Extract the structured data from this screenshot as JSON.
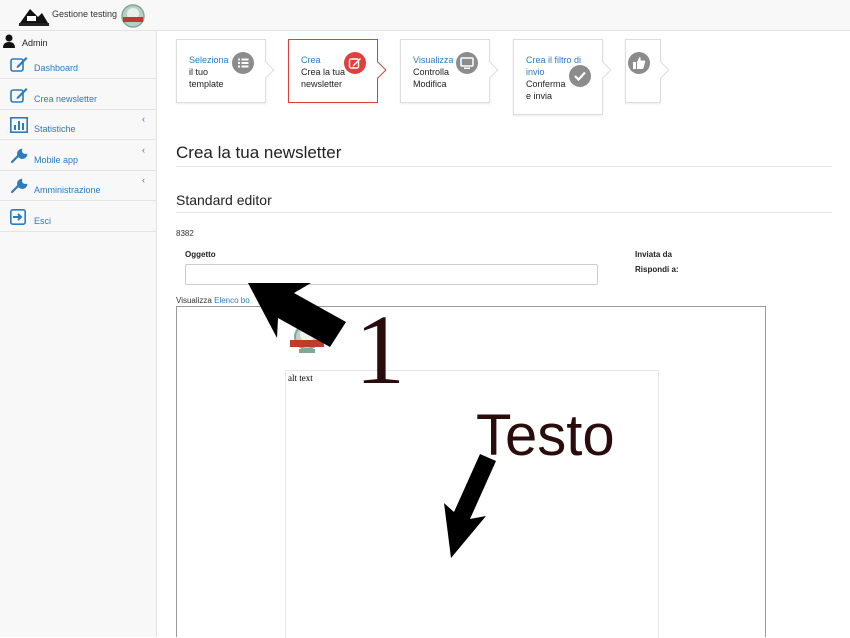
{
  "header": {
    "title": "Gestione testing"
  },
  "user": {
    "name": "Admin"
  },
  "sidebar": {
    "items": [
      {
        "label": "Dashboard",
        "icon": "edit-icon",
        "has_submenu": false
      },
      {
        "label": "Crea newsletter",
        "icon": "edit-icon",
        "has_submenu": false
      },
      {
        "label": "Statistiche",
        "icon": "bar-chart-icon",
        "has_submenu": true
      },
      {
        "label": "Mobile app",
        "icon": "wrench-icon",
        "has_submenu": true
      },
      {
        "label": "Amministrazione",
        "icon": "wrench-icon",
        "has_submenu": true
      },
      {
        "label": "Esci",
        "icon": "sign-out-icon",
        "has_submenu": false
      }
    ],
    "chevron": "‹"
  },
  "wizard": {
    "steps": [
      {
        "title": "Seleziona",
        "sub1": "il tuo",
        "sub2": "template",
        "icon": "list-icon",
        "active": false
      },
      {
        "title": "Crea",
        "sub1": "Crea la tua",
        "sub2": "newsletter",
        "icon": "edit-icon",
        "active": true
      },
      {
        "title": "Visualizza",
        "sub1": "Controlla",
        "sub2": "Modifica",
        "icon": "monitor-icon",
        "active": false
      },
      {
        "title1": "Crea il filtro di",
        "title2": "invio",
        "sub1": "Conferma",
        "sub2": "e invia",
        "icon": "check-icon",
        "active": false
      },
      {
        "icon": "thumbs-up-icon",
        "active": false
      }
    ]
  },
  "main": {
    "page_title": "Crea la tua newsletter",
    "section_title": "Standard editor",
    "id_text": "8382",
    "subject_label": "Oggetto",
    "subject_value": "",
    "sent_from_label": "Inviata da",
    "reply_to_label": "Rispondi a:",
    "view_prefix": "Visualizza",
    "view_link": "Elenco bo",
    "alt_text": "alt text"
  },
  "annotations": {
    "number": "1",
    "text": "Testo"
  },
  "colors": {
    "link": "#2a7bbf",
    "active_step": "#e0403c",
    "icon_grey": "#8c8c8c",
    "annotation": "#2a0c0c"
  }
}
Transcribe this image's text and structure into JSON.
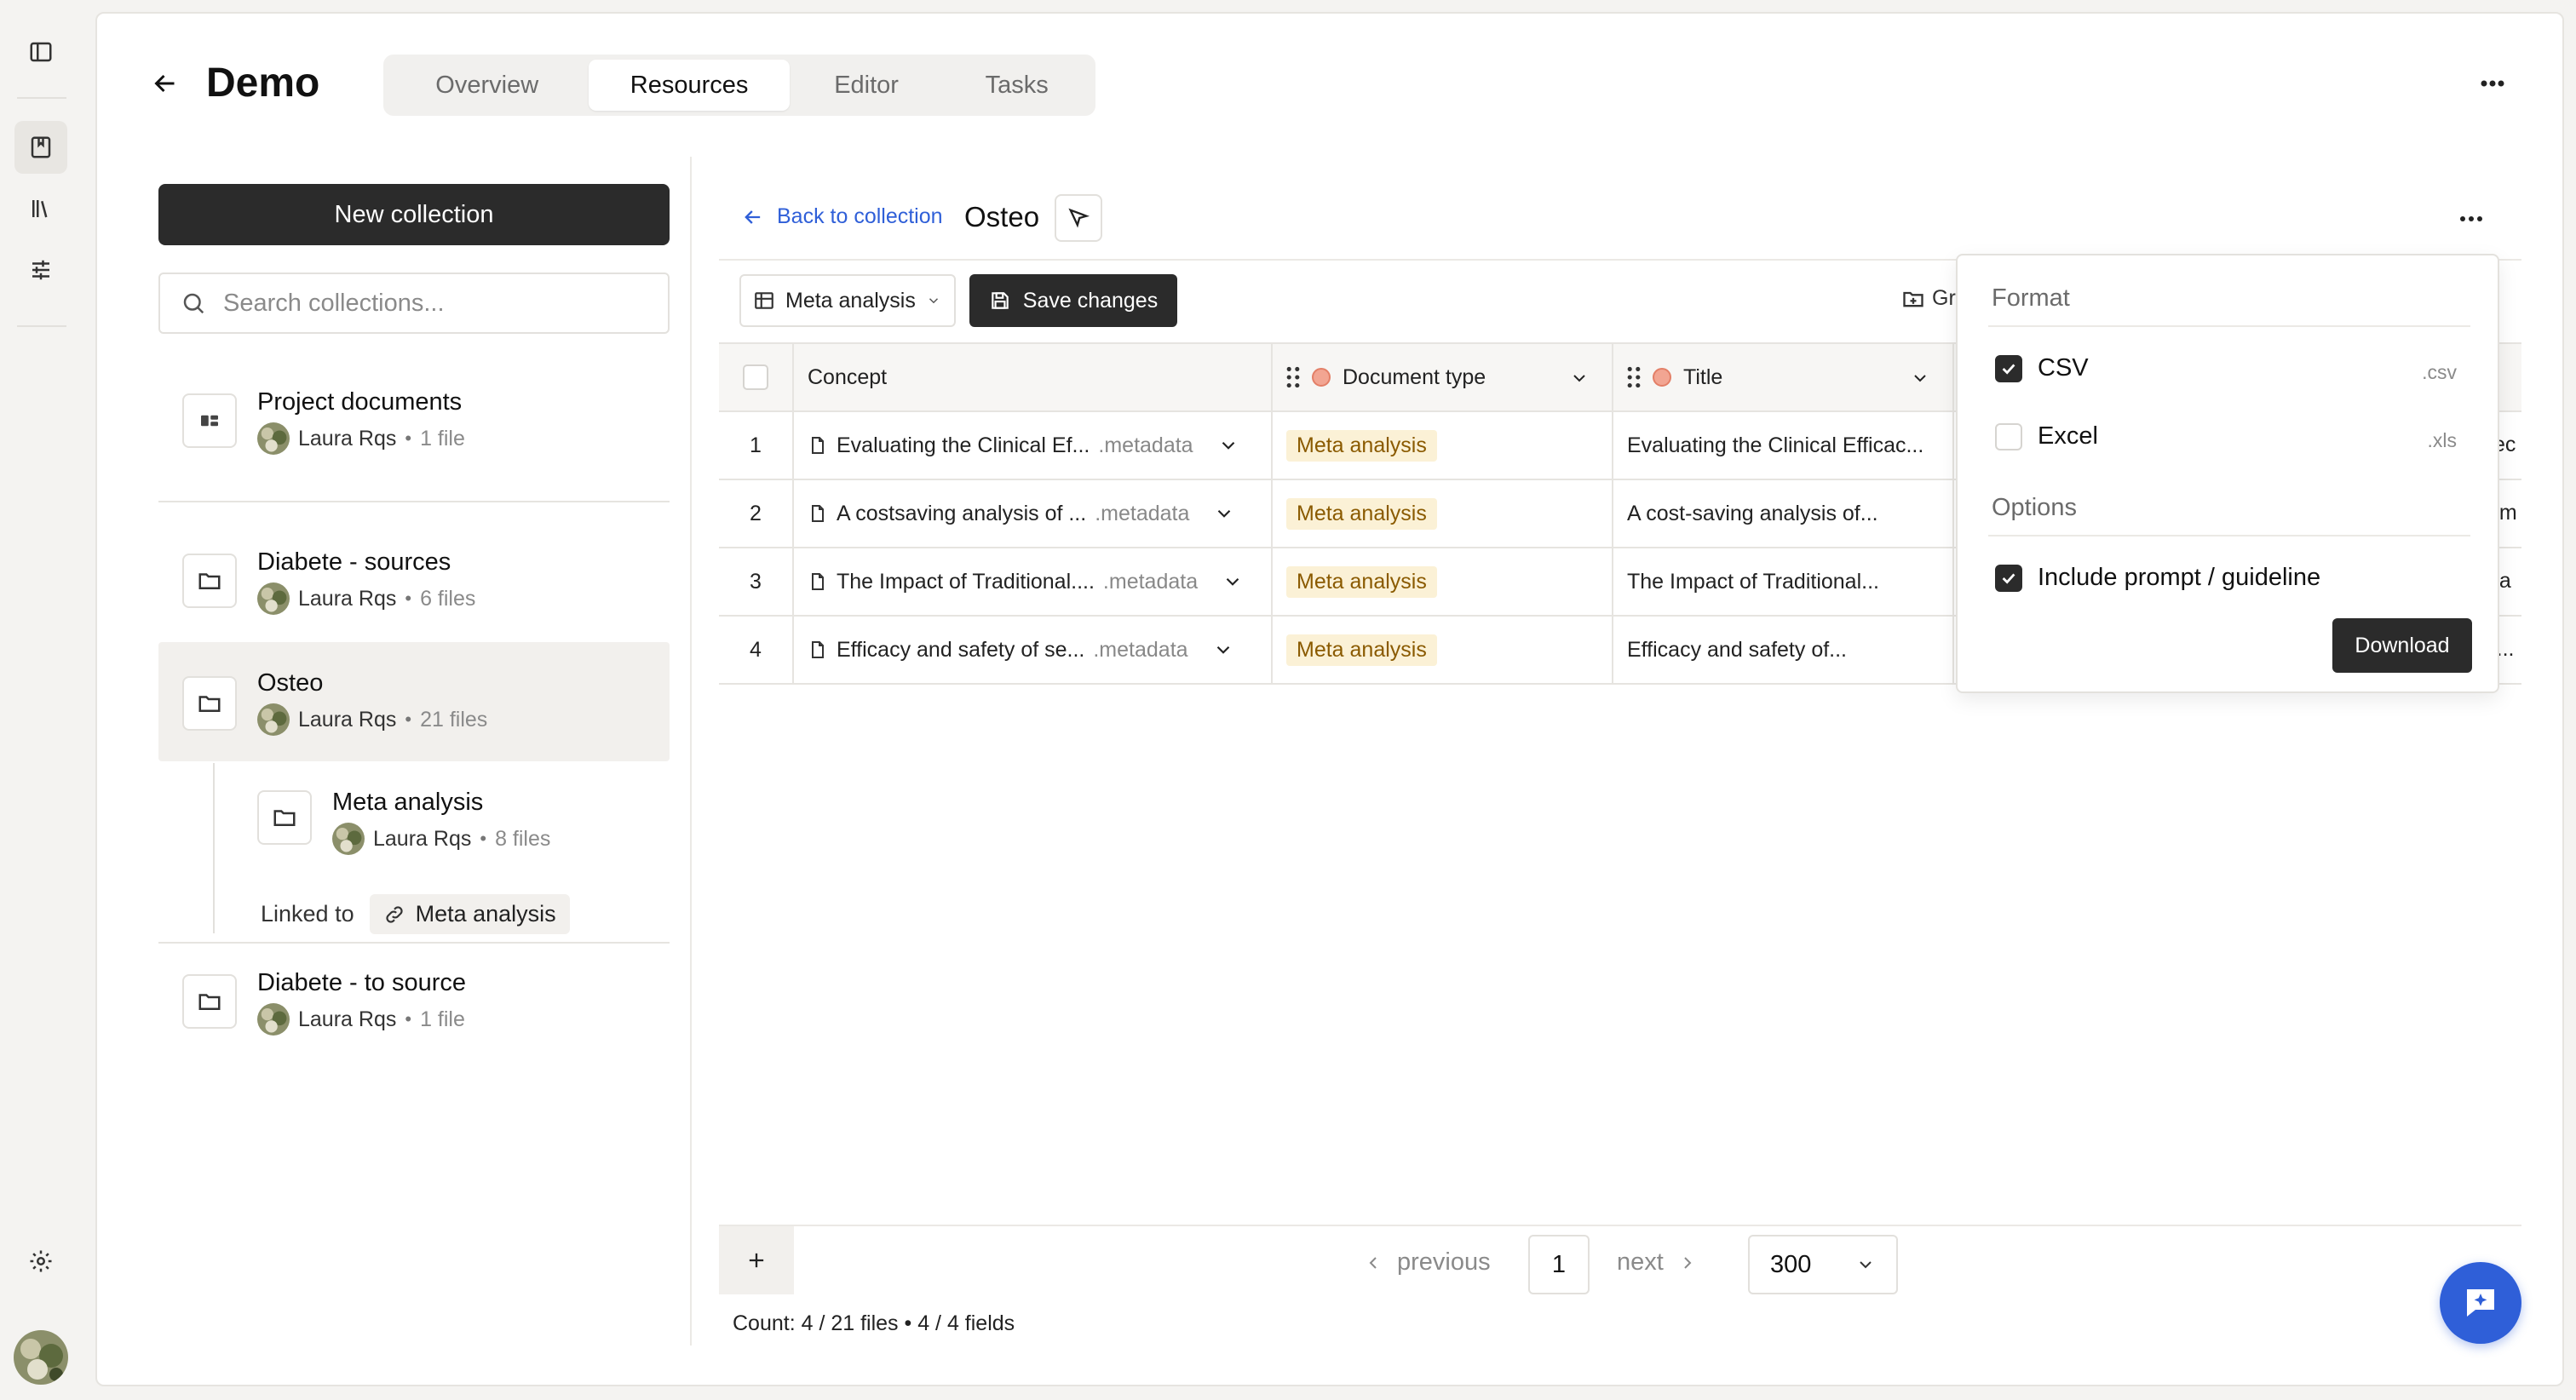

§ **Exercise description**:
Quote the entries in full. Any image among them is to be omitted from the copy.

§ **Correct response**:
Extract the structured data from this screenshot as JSON.
{
  "header": {
    "title": "Gestione testing"
  },
  "user": {
    "name": "Admin"
  },
  "sidebar": {
    "items": [
      {
        "label": "Dashboard",
        "icon": "edit-icon",
        "has_submenu": false
      },
      {
        "label": "Crea newsletter",
        "icon": "edit-icon",
        "has_submenu": false
      },
      {
        "label": "Statistiche",
        "icon": "bar-chart-icon",
        "has_submenu": true
      },
      {
        "label": "Mobile app",
        "icon": "wrench-icon",
        "has_submenu": true
      },
      {
        "label": "Amministrazione",
        "icon": "wrench-icon",
        "has_submenu": true
      },
      {
        "label": "Esci",
        "icon": "sign-out-icon",
        "has_submenu": false
      }
    ],
    "chevron": "‹"
  },
  "wizard": {
    "steps": [
      {
        "title": "Seleziona",
        "sub1": "il tuo",
        "sub2": "template",
        "icon": "list-icon",
        "active": false
      },
      {
        "title": "Crea",
        "sub1": "Crea la tua",
        "sub2": "newsletter",
        "icon": "edit-icon",
        "active": true
      },
      {
        "title": "Visualizza",
        "sub1": "Controlla",
        "sub2": "Modifica",
        "icon": "monitor-icon",
        "active": false
      },
      {
        "title1": "Crea il filtro di",
        "title2": "invio",
        "sub1": "Conferma",
        "sub2": "e invia",
        "icon": "check-icon",
        "active": false
      },
      {
        "icon": "thumbs-up-icon",
        "active": false
      }
    ]
  },
  "main": {
    "page_title": "Crea la tua newsletter",
    "section_title": "Standard editor",
    "id_text": "8382",
    "subject_label": "Oggetto",
    "subject_value": "",
    "sent_from_label": "Inviata da",
    "reply_to_label": "Rispondi a:",
    "view_prefix": "Visualizza",
    "view_link": "Elenco bo",
    "alt_text": "alt text"
  },
  "annotations": {
    "number": "1",
    "text": "Testo"
  },
  "colors": {
    "link": "#2a7bbf",
    "active_step": "#e0403c",
    "icon_grey": "#8c8c8c",
    "annotation": "#2a0c0c"
  }
}
Transcribe this image's text and structure into JSON.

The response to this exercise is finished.